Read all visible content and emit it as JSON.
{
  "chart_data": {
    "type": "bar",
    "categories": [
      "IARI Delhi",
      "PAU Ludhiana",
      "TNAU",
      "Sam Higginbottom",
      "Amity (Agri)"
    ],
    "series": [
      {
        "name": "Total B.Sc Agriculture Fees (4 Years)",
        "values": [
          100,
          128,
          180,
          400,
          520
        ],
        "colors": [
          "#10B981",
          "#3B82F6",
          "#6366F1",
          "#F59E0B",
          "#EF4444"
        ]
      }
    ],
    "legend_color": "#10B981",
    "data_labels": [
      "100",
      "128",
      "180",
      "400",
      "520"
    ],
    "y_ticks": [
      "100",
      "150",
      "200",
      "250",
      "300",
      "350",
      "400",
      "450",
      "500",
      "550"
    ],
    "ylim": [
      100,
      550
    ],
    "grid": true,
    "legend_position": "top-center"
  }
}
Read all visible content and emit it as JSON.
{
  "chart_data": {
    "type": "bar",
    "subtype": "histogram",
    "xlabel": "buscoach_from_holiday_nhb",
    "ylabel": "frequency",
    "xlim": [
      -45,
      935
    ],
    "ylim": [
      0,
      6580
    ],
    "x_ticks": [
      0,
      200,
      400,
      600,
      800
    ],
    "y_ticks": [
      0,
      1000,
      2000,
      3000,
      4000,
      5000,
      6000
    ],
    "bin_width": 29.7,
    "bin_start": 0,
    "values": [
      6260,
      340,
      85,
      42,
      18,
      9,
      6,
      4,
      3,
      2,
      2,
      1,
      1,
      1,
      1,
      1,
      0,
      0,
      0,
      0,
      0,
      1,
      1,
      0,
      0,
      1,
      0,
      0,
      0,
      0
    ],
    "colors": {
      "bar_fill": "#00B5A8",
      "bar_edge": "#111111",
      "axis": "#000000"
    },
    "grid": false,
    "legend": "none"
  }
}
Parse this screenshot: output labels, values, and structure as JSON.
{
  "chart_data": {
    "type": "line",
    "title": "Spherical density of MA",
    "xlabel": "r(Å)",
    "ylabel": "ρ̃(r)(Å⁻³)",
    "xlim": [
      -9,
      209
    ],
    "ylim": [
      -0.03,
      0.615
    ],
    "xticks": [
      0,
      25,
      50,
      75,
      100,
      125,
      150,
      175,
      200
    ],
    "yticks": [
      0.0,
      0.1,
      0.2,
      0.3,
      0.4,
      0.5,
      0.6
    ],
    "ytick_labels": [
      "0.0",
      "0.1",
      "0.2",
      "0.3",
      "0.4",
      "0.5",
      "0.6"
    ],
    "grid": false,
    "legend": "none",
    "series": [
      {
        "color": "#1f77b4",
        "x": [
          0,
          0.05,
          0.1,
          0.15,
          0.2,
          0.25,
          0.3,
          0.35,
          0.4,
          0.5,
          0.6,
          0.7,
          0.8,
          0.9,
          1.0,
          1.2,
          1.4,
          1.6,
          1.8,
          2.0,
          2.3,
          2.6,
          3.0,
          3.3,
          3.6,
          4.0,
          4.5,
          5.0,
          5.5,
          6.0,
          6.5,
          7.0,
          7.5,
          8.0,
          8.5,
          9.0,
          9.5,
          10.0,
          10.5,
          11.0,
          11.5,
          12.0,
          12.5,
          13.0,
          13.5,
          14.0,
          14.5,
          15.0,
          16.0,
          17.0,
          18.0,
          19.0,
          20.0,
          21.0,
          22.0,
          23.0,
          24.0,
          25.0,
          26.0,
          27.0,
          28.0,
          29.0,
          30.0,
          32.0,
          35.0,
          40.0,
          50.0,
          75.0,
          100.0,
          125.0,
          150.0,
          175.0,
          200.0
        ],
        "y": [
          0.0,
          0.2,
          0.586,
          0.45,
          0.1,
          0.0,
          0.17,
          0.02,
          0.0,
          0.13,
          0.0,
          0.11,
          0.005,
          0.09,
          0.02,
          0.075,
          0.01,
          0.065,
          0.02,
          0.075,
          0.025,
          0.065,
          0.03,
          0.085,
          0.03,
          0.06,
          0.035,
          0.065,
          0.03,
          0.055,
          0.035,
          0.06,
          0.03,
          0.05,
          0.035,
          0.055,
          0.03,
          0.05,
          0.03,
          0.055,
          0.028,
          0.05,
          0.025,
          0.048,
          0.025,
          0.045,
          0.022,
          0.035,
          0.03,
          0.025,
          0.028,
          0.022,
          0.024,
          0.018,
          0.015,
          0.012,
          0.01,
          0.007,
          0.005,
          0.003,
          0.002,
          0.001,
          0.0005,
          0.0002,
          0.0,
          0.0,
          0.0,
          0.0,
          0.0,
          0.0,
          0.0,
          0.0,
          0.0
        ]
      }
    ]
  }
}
************
→ **Task prompt**: Your task is to repeat every line exactly.

→ **Result of this task**:
Read all visible content and emit it as JSON.
{
  "chart_data": {
    "type": "bar",
    "categories": [
      "IARI Delhi",
      "PAU Ludhiana",
      "TNAU",
      "Sam Higginbottom",
      "Amity (Agri)"
    ],
    "series": [
      {
        "name": "Total B.Sc Agriculture Fees (4 Years)",
        "values": [
          100,
          128,
          180,
          400,
          520
        ],
        "colors": [
          "#10B981",
          "#3B82F6",
          "#6366F1",
          "#F59E0B",
          "#EF4444"
        ]
      }
    ],
    "legend_color": "#10B981",
    "data_labels": [
      "100",
      "128",
      "180",
      "400",
      "520"
    ],
    "y_ticks": [
      "100",
      "150",
      "200",
      "250",
      "300",
      "350",
      "400",
      "450",
      "500",
      "550"
    ],
    "ylim": [
      100,
      550
    ],
    "grid": true,
    "legend_position": "top-center"
  }
}
Read all visible content and emit it as JSON.
{
  "chart_data": {
    "type": "bar",
    "subtype": "histogram",
    "xlabel": "buscoach_from_holiday_nhb",
    "ylabel": "frequency",
    "xlim": [
      -45,
      935
    ],
    "ylim": [
      0,
      6580
    ],
    "x_ticks": [
      0,
      200,
      400,
      600,
      800
    ],
    "y_ticks": [
      0,
      1000,
      2000,
      3000,
      4000,
      5000,
      6000
    ],
    "bin_width": 29.7,
    "bin_start": 0,
    "values": [
      6260,
      340,
      85,
      42,
      18,
      9,
      6,
      4,
      3,
      2,
      2,
      1,
      1,
      1,
      1,
      1,
      0,
      0,
      0,
      0,
      0,
      1,
      1,
      0,
      0,
      1,
      0,
      0,
      0,
      0
    ],
    "colors": {
      "bar_fill": "#00B5A8",
      "bar_edge": "#111111",
      "axis": "#000000"
    },
    "grid": false,
    "legend": "none"
  }
}
Parse this screenshot: output labels, values, and structure as JSON.
{
  "chart_data": {
    "type": "line",
    "title": "Spherical density of MA",
    "xlabel": "r(Å)",
    "ylabel": "ρ̃(r)(Å⁻³)",
    "xlim": [
      -9,
      209
    ],
    "ylim": [
      -0.03,
      0.615
    ],
    "xticks": [
      0,
      25,
      50,
      75,
      100,
      125,
      150,
      175,
      200
    ],
    "yticks": [
      0.0,
      0.1,
      0.2,
      0.3,
      0.4,
      0.5,
      0.6
    ],
    "ytick_labels": [
      "0.0",
      "0.1",
      "0.2",
      "0.3",
      "0.4",
      "0.5",
      "0.6"
    ],
    "grid": false,
    "legend": "none",
    "series": [
      {
        "color": "#1f77b4",
        "x": [
          0,
          0.05,
          0.1,
          0.15,
          0.2,
          0.25,
          0.3,
          0.35,
          0.4,
          0.5,
          0.6,
          0.7,
          0.8,
          0.9,
          1.0,
          1.2,
          1.4,
          1.6,
          1.8,
          2.0,
          2.3,
          2.6,
          3.0,
          3.3,
          3.6,
          4.0,
          4.5,
          5.0,
          5.5,
          6.0,
          6.5,
          7.0,
          7.5,
          8.0,
          8.5,
          9.0,
          9.5,
          10.0,
          10.5,
          11.0,
          11.5,
          12.0,
          12.5,
          13.0,
          13.5,
          14.0,
          14.5,
          15.0,
          16.0,
          17.0,
          18.0,
          19.0,
          20.0,
          21.0,
          22.0,
          23.0,
          24.0,
          25.0,
          26.0,
          27.0,
          28.0,
          29.0,
          30.0,
          32.0,
          35.0,
          40.0,
          50.0,
          75.0,
          100.0,
          125.0,
          150.0,
          175.0,
          200.0
        ],
        "y": [
          0.0,
          0.2,
          0.586,
          0.45,
          0.1,
          0.0,
          0.17,
          0.02,
          0.0,
          0.13,
          0.0,
          0.11,
          0.005,
          0.09,
          0.02,
          0.075,
          0.01,
          0.065,
          0.02,
          0.075,
          0.025,
          0.065,
          0.03,
          0.085,
          0.03,
          0.06,
          0.035,
          0.065,
          0.03,
          0.055,
          0.035,
          0.06,
          0.03,
          0.05,
          0.035,
          0.055,
          0.03,
          0.05,
          0.03,
          0.055,
          0.028,
          0.05,
          0.025,
          0.048,
          0.025,
          0.045,
          0.022,
          0.035,
          0.03,
          0.025,
          0.028,
          0.022,
          0.024,
          0.018,
          0.015,
          0.012,
          0.01,
          0.007,
          0.005,
          0.003,
          0.002,
          0.001,
          0.0005,
          0.0002,
          0.0,
          0.0,
          0.0,
          0.0,
          0.0,
          0.0,
          0.0,
          0.0,
          0.0
        ]
      }
    ]
  }
}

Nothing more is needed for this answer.